◆ Task to carry out ◆
Lines containing the string "said" are to be counted; report the total by itself.
— Start —
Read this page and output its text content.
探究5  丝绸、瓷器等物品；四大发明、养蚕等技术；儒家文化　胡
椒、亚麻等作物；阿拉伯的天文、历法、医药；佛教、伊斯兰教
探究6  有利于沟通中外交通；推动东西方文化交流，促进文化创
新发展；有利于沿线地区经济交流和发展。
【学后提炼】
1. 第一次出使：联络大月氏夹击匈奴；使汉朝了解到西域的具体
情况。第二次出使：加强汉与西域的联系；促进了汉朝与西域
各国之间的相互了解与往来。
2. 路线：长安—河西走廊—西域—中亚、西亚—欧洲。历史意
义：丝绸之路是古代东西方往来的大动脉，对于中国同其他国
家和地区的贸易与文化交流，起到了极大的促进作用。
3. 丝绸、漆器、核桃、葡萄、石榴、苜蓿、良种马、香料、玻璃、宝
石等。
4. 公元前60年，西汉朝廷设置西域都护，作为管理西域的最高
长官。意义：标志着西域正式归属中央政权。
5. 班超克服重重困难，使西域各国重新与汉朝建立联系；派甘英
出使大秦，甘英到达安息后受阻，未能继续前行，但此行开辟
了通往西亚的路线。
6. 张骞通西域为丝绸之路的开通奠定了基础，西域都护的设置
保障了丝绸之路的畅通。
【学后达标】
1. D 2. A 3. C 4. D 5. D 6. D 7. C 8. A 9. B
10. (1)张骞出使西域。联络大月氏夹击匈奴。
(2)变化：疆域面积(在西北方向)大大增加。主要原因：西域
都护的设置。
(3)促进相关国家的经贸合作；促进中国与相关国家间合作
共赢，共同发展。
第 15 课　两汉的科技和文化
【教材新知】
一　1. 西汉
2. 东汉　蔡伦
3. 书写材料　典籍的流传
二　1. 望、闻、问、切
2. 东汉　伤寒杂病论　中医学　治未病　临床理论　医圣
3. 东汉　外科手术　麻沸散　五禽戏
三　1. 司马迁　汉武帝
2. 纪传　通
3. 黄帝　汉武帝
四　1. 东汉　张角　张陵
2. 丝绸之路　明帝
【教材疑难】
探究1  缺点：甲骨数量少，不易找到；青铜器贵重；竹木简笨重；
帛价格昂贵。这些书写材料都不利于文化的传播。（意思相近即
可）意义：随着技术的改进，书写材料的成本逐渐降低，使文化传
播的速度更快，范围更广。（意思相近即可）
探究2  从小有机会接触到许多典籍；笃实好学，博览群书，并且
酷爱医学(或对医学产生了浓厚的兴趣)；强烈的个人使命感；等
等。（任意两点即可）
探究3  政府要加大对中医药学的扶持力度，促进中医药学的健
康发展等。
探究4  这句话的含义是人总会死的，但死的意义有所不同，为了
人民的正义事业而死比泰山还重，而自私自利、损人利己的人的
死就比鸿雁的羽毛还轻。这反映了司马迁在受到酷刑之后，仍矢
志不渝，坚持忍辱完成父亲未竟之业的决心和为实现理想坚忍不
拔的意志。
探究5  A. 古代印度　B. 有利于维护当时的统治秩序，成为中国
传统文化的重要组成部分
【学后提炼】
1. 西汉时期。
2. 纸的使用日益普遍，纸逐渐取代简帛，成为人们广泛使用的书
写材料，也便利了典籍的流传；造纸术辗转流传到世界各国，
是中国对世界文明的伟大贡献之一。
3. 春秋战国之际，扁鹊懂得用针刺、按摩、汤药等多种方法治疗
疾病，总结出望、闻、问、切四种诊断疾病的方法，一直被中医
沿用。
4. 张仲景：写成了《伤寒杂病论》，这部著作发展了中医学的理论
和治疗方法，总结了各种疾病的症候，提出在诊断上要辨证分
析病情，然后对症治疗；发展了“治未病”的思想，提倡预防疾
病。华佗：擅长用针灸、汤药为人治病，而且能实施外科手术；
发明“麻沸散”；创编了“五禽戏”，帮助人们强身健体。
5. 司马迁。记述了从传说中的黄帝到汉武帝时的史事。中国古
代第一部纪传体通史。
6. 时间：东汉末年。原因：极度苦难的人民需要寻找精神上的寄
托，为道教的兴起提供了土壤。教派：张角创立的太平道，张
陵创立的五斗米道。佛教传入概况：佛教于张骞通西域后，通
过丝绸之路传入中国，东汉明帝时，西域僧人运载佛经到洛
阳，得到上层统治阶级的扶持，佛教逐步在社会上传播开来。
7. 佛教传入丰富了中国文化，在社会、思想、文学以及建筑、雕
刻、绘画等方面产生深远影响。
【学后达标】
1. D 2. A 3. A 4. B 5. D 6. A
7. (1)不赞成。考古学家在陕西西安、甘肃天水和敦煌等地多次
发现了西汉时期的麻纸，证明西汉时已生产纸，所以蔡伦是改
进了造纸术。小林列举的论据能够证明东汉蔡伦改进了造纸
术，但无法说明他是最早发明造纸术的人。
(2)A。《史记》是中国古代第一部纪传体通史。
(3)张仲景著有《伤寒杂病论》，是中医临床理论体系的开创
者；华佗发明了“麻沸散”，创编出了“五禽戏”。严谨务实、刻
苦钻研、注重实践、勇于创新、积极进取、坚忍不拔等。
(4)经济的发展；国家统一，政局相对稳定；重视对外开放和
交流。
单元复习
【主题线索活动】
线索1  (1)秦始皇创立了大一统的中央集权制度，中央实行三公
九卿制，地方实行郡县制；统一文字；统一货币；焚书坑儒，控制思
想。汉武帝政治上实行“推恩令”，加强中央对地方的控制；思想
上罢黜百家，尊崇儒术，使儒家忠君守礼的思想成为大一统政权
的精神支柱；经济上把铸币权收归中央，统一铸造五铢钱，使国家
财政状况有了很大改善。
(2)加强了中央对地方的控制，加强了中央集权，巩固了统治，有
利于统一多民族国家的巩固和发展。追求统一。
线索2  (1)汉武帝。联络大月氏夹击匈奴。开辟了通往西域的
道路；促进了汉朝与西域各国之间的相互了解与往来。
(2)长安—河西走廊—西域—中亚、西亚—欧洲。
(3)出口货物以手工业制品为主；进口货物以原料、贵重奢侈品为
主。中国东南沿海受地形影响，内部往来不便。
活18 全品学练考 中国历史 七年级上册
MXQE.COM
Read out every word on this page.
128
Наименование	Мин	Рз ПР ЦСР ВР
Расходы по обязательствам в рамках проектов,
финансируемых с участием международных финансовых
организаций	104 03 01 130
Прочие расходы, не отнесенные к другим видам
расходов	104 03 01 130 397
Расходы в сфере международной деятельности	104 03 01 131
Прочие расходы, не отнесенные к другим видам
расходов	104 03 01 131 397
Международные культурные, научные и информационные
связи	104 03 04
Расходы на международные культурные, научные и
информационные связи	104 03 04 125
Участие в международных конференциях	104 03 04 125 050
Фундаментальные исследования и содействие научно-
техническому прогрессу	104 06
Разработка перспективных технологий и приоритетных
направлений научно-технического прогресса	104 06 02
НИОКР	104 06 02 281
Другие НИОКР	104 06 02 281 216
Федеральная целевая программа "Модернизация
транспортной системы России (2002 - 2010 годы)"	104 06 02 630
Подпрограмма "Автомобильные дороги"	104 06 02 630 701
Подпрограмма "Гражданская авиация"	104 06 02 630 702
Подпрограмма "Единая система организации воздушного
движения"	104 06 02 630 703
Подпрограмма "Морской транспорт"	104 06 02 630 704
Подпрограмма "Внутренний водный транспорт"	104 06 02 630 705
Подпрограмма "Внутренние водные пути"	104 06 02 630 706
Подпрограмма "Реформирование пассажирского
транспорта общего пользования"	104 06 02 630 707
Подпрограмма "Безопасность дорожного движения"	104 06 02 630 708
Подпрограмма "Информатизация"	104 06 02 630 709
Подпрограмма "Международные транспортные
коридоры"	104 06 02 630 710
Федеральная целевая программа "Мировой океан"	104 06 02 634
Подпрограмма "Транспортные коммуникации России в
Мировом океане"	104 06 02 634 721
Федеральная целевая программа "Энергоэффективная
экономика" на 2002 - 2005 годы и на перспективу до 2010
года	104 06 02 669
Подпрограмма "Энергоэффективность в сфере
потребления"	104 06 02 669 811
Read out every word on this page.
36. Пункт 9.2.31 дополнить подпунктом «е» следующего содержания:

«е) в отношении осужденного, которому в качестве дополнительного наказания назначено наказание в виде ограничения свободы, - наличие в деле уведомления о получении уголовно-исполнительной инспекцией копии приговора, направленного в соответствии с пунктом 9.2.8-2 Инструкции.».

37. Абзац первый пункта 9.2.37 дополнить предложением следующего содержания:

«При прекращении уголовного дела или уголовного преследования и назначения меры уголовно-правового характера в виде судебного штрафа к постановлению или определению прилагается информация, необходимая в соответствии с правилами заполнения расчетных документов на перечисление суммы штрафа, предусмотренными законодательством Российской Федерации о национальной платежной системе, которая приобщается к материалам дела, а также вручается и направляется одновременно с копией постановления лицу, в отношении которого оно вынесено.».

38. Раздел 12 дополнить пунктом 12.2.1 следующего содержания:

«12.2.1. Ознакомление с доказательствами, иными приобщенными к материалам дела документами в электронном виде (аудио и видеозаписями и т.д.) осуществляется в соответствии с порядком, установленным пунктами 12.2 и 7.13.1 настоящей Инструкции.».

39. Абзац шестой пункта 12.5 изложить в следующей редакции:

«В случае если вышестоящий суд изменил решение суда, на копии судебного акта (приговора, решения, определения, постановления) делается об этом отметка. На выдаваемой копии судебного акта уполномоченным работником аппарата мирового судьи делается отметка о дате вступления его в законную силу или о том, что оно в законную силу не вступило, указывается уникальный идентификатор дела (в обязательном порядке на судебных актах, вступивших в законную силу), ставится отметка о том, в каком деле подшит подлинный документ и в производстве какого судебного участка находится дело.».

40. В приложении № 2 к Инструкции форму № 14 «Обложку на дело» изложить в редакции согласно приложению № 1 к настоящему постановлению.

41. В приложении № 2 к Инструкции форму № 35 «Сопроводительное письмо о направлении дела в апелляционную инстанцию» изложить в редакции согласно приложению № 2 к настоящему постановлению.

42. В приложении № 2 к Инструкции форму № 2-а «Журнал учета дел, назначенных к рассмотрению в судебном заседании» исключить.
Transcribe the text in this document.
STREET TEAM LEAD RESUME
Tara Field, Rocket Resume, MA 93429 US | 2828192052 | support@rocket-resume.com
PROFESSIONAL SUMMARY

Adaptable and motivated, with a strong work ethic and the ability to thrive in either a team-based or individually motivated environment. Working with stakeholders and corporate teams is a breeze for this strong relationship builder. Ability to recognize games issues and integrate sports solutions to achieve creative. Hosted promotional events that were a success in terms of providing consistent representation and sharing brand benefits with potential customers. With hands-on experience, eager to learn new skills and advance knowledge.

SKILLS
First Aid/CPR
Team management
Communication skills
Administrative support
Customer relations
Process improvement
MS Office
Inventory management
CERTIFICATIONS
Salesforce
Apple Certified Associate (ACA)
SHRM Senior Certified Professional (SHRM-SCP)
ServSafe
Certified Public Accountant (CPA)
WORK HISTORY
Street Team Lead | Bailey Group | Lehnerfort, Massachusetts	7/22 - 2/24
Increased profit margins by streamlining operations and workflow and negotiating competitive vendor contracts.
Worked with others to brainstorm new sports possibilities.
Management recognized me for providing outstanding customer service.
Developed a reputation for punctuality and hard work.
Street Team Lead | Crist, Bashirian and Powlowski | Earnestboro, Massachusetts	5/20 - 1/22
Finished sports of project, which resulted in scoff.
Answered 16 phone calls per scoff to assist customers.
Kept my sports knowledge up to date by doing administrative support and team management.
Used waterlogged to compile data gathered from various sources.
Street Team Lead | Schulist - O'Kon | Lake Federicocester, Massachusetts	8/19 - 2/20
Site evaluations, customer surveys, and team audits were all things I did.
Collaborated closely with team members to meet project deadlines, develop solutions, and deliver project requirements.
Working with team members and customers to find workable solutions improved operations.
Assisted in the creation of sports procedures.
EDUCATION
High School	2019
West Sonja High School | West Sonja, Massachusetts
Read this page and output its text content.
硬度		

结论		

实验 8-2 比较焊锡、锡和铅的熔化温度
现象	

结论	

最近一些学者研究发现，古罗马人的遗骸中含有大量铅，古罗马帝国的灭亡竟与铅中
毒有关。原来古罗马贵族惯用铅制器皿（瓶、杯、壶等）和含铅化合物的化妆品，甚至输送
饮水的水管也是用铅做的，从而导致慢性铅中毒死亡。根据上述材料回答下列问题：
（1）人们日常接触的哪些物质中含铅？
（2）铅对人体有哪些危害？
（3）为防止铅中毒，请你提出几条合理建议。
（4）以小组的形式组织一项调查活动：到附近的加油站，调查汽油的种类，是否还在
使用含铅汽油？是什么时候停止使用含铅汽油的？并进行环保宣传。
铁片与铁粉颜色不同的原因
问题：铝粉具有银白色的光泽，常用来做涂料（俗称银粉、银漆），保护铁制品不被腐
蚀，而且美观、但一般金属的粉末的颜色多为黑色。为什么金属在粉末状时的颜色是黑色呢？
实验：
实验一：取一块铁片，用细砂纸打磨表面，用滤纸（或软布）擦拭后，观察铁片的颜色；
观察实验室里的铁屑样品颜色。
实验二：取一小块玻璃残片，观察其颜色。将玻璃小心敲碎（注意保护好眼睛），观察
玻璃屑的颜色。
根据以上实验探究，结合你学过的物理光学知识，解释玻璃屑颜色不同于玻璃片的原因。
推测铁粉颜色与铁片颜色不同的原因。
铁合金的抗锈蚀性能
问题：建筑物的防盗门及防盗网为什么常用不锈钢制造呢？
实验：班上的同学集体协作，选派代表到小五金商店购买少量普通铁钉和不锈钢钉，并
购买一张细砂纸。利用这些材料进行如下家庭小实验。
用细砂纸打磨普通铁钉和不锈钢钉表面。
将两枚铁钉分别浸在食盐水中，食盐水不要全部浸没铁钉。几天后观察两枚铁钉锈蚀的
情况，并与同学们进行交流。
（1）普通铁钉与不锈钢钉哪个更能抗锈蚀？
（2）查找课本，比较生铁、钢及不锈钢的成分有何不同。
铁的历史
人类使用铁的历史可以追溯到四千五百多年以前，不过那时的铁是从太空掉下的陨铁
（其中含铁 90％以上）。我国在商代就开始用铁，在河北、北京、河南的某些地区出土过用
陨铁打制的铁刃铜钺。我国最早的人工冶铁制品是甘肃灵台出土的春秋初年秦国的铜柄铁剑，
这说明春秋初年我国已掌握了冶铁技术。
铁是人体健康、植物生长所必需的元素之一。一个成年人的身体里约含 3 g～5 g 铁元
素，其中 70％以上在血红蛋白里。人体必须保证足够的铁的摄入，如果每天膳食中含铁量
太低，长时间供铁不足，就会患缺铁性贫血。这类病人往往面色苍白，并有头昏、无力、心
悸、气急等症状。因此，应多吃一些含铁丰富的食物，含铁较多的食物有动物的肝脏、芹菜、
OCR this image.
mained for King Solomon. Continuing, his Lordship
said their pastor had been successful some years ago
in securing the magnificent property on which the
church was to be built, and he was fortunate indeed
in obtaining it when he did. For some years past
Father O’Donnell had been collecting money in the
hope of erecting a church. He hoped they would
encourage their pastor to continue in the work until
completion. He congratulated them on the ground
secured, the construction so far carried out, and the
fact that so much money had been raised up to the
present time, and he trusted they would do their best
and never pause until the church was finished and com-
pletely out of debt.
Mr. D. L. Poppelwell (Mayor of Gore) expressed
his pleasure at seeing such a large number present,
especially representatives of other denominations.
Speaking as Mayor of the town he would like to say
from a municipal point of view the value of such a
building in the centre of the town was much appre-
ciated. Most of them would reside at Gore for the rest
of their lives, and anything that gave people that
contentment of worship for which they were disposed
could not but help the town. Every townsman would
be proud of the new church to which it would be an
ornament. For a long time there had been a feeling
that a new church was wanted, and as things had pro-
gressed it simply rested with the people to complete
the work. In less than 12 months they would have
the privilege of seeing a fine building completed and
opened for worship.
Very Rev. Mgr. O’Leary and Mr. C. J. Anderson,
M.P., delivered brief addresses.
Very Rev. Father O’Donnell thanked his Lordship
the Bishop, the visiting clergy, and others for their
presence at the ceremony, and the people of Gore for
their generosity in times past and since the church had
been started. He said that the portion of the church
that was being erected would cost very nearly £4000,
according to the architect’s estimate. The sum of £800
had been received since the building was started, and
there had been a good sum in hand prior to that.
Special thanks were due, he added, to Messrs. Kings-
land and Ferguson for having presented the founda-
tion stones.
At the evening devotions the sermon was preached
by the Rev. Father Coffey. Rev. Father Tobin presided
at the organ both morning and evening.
— End —
◆ Output of the task ◆
2